_Record list_
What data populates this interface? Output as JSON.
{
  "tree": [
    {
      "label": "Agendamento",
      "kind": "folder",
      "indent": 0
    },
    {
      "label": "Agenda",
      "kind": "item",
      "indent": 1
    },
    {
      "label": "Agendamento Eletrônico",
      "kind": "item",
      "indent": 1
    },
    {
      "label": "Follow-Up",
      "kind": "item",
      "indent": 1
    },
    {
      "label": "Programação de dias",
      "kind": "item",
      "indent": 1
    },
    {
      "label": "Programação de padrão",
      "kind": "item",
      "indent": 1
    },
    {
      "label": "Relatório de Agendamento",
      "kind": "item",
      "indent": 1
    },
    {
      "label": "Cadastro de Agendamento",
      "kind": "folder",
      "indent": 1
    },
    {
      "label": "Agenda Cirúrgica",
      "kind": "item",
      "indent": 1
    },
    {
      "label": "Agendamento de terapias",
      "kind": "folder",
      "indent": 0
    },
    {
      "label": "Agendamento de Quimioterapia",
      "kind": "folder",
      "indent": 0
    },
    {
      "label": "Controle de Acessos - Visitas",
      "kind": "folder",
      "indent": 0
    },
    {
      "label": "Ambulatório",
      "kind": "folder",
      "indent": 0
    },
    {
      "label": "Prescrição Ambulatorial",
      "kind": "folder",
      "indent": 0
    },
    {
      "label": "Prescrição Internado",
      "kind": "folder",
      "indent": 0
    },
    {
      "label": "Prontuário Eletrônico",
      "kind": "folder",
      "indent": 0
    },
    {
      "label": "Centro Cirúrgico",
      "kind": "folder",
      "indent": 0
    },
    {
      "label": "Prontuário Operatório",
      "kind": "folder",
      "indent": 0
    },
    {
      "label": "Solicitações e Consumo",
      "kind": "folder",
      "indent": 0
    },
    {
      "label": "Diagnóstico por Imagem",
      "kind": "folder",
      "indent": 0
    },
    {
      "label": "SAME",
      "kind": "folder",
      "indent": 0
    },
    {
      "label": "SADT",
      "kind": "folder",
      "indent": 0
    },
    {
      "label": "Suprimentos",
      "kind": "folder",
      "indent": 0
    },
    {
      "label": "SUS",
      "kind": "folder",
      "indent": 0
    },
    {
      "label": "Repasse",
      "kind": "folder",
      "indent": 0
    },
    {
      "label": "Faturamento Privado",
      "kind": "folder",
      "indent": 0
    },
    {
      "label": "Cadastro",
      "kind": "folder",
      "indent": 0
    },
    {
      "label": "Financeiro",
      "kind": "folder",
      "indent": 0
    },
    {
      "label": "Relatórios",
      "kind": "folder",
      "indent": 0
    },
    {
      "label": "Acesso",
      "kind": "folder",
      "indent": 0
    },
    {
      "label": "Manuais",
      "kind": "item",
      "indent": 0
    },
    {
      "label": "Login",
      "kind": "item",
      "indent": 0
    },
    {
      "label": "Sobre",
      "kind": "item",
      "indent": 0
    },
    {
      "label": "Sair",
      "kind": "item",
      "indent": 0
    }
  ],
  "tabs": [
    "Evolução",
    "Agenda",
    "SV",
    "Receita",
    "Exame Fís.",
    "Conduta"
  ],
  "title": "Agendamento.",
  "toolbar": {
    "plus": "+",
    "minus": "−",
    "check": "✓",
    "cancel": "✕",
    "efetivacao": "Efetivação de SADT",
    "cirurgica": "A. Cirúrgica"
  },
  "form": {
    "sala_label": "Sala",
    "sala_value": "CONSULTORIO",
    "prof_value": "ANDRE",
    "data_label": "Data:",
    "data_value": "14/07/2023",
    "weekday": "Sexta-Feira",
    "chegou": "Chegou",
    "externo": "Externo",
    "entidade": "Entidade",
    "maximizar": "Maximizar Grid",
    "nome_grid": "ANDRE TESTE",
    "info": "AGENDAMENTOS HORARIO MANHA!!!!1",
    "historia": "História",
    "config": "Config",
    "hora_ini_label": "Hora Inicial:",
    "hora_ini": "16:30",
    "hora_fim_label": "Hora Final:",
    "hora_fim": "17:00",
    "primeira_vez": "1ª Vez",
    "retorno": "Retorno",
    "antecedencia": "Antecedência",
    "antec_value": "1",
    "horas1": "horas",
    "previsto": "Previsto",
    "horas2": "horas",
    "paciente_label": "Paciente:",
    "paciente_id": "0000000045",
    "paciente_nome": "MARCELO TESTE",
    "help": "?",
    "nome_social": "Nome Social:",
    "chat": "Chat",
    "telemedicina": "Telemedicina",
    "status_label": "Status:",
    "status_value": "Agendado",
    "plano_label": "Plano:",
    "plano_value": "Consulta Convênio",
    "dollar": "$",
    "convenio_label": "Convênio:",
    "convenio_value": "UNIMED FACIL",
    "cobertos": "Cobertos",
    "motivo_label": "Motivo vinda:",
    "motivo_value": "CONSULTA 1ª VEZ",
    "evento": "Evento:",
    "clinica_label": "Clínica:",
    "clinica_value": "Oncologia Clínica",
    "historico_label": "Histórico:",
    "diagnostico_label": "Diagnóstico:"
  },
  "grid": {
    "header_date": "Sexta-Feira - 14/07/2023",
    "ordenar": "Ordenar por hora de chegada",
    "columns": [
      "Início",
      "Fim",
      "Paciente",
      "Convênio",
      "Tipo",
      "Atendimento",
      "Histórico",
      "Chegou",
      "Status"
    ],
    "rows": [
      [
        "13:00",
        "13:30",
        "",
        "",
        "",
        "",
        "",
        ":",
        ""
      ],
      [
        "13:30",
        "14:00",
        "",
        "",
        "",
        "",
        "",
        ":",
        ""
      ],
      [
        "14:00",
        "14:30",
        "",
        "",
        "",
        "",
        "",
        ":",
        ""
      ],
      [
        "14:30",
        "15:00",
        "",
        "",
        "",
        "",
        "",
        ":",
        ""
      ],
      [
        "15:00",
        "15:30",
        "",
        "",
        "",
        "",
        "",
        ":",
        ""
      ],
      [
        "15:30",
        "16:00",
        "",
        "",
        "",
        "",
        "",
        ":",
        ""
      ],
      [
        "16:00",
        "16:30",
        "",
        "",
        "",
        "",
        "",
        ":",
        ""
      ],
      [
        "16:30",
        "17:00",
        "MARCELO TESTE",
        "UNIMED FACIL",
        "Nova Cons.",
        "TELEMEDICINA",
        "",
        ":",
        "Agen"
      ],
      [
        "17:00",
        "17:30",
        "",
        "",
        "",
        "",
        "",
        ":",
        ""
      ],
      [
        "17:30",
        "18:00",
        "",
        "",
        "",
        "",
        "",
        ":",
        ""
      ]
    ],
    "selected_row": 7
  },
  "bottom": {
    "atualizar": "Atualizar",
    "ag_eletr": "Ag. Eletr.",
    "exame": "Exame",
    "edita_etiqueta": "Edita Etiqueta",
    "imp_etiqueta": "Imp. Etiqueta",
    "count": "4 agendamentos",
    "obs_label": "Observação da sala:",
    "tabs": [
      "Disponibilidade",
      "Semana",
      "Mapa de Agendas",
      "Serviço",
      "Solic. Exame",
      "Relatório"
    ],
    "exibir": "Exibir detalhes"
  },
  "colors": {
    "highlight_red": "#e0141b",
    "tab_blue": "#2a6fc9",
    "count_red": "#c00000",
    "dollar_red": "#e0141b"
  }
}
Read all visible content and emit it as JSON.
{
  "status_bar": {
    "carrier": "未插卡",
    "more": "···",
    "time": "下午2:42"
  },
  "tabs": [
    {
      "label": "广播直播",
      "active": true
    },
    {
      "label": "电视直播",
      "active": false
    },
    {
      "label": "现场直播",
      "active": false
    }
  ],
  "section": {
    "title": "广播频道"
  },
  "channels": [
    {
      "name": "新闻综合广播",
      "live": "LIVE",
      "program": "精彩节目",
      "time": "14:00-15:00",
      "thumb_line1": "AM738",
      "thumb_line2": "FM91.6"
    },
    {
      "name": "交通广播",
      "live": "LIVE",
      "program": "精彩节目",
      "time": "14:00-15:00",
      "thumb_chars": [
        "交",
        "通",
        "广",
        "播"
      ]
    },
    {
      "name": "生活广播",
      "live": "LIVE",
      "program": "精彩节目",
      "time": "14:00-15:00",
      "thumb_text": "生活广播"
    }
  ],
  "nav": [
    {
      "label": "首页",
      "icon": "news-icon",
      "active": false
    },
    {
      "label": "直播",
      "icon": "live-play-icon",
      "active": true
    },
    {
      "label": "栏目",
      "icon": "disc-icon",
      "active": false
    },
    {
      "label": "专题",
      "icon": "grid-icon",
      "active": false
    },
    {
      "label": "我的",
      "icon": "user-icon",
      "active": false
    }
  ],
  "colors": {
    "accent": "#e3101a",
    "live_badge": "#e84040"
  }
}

_Given problem_
Check every line of the material for the string "Diagnóstico" and give the number of lines that have it, without anything else.

_Answer for the task_
2